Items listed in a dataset
=======

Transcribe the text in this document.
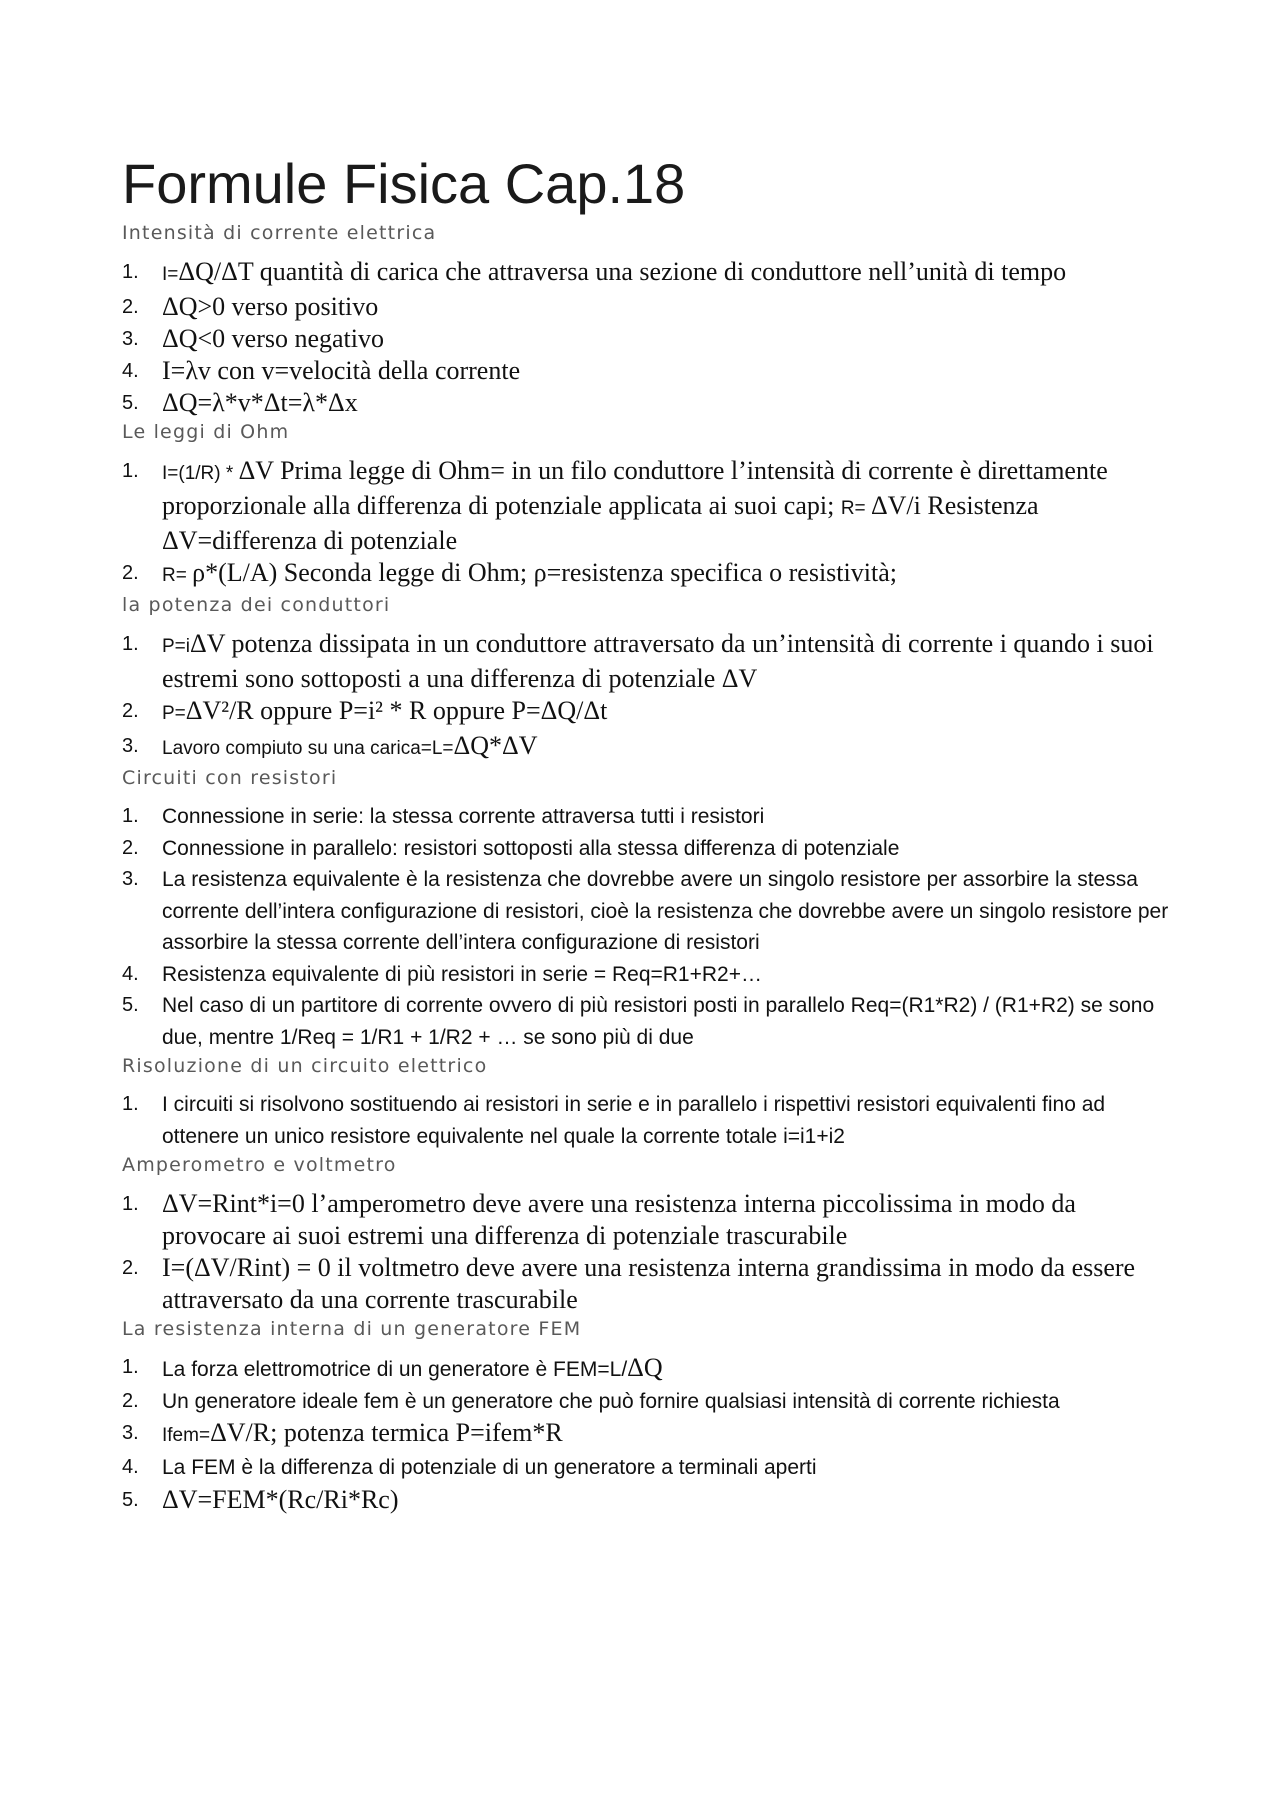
Formule Fisica Cap.18
Intensità di corrente elettrica
1.	I=ΔQ/ΔT quantità di carica che attraversa una sezione di conduttore nell’unità di tempo
2. ΔQ>0 verso positivo
3. ΔQ<0 verso negativo
4. I=λv con v=velocità della corrente
5. ΔQ=λ*v*Δt=λ*Δx
Le leggi di Ohm
1.	I=(1/R) * ΔV Prima legge di Ohm= in un filo conduttore l’intensità di corrente è direttamente proporzionale alla differenza di potenziale applicata ai suoi capi; R= ΔV/i Resistenza ΔV=differenza di potenziale
2.	R= ρ*(L/A) Seconda legge di Ohm; ρ=resistenza specifica o resistività;
la potenza dei conduttori
1.	P=iΔV potenza dissipata in un conduttore attraversato da un’intensità di corrente i quando i suoi estremi sono sottoposti a una differenza di potenziale ΔV
2.	P=ΔV²/R oppure P=i² * R oppure P=ΔQ/Δt
3.	Lavoro compiuto su una carica=L=ΔQ*ΔV
Circuiti con resistori
1.	Connessione in serie: la stessa corrente attraversa tutti i resistori
2.	Connessione in parallelo: resistori sottoposti alla stessa differenza di potenziale
3.	La resistenza equivalente è la resistenza che dovrebbe avere un singolo resistore per assorbire la stessa corrente dell’intera configurazione di resistori, cioè la resistenza che dovrebbe avere un singolo resistore per assorbire la stessa corrente dell’intera configurazione di resistori
4.	Resistenza equivalente di più resistori in serie = Req=R1+R2+…
5.	Nel caso di un partitore di corrente ovvero di più resistori posti in parallelo Req=(R1*R2) / (R1+R2) se sono due, mentre 1/Req = 1/R1 + 1/R2 + … se sono più di due
Risoluzione di un circuito elettrico
1.	I circuiti si risolvono sostituendo ai resistori in serie e in parallelo i rispettivi resistori equivalenti fino ad ottenere un unico resistore equivalente nel quale la corrente totale i=i1+i2
Amperometro e voltmetro
1. ΔV=Rint*i=0 l’amperometro deve avere una resistenza interna piccolissima in modo da provocare ai suoi estremi una differenza di potenziale trascurabile
2. I=(ΔV/Rint) = 0 il voltmetro deve avere una resistenza interna grandissima in modo da essere attraversato da una corrente trascurabile
La resistenza interna di un generatore FEM
1.	La forza elettromotrice di un generatore è FEM=L/ΔQ
2.	Un generatore ideale fem è un generatore che può fornire qualsiasi intensità di corrente richiesta
3.	Ifem=ΔV/R; potenza termica P=ifem*R
4.	La FEM è la differenza di potenziale di un generatore a terminali aperti
5. ΔV=FEM*(Rc/Ri*Rc)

=======

• [Problem to solve] Leave out the pictures and transcribe the entries above exactly.

• [Task result]
Transcribe the text in this document.
Formule Fisica Cap.18
Intensità di corrente elettrica
1.	I=ΔQ/ΔT quantità di carica che attraversa una sezione di conduttore nell’unità di tempo
2. ΔQ>0 verso positivo
3. ΔQ<0 verso negativo
4. I=λv con v=velocità della corrente
5. ΔQ=λ*v*Δt=λ*Δx
Le leggi di Ohm
1.	I=(1/R) * ΔV Prima legge di Ohm= in un filo conduttore l’intensità di corrente è direttamente proporzionale alla differenza di potenziale applicata ai suoi capi; R= ΔV/i Resistenza ΔV=differenza di potenziale
2.	R= ρ*(L/A) Seconda legge di Ohm; ρ=resistenza specifica o resistività;
la potenza dei conduttori
1.	P=iΔV potenza dissipata in un conduttore attraversato da un’intensità di corrente i quando i suoi estremi sono sottoposti a una differenza di potenziale ΔV
2.	P=ΔV²/R oppure P=i² * R oppure P=ΔQ/Δt
3.	Lavoro compiuto su una carica=L=ΔQ*ΔV
Circuiti con resistori
1.	Connessione in serie: la stessa corrente attraversa tutti i resistori
2.	Connessione in parallelo: resistori sottoposti alla stessa differenza di potenziale
3.	La resistenza equivalente è la resistenza che dovrebbe avere un singolo resistore per assorbire la stessa corrente dell’intera configurazione di resistori, cioè la resistenza che dovrebbe avere un singolo resistore per assorbire la stessa corrente dell’intera configurazione di resistori
4.	Resistenza equivalente di più resistori in serie = Req=R1+R2+…
5.	Nel caso di un partitore di corrente ovvero di più resistori posti in parallelo Req=(R1*R2) / (R1+R2) se sono due, mentre 1/Req = 1/R1 + 1/R2 + … se sono più di due
Risoluzione di un circuito elettrico
1.	I circuiti si risolvono sostituendo ai resistori in serie e in parallelo i rispettivi resistori equivalenti fino ad ottenere un unico resistore equivalente nel quale la corrente totale i=i1+i2
Amperometro e voltmetro
1. ΔV=Rint*i=0 l’amperometro deve avere una resistenza interna piccolissima in modo da provocare ai suoi estremi una differenza di potenziale trascurabile
2. I=(ΔV/Rint) = 0 il voltmetro deve avere una resistenza interna grandissima in modo da essere attraversato da una corrente trascurabile
La resistenza interna di un generatore FEM
1.	La forza elettromotrice di un generatore è FEM=L/ΔQ
2.	Un generatore ideale fem è un generatore che può fornire qualsiasi intensità di corrente richiesta
3.	Ifem=ΔV/R; potenza termica P=ifem*R
4.	La FEM è la differenza di potenziale di un generatore a terminali aperti
5. ΔV=FEM*(Rc/Ri*Rc)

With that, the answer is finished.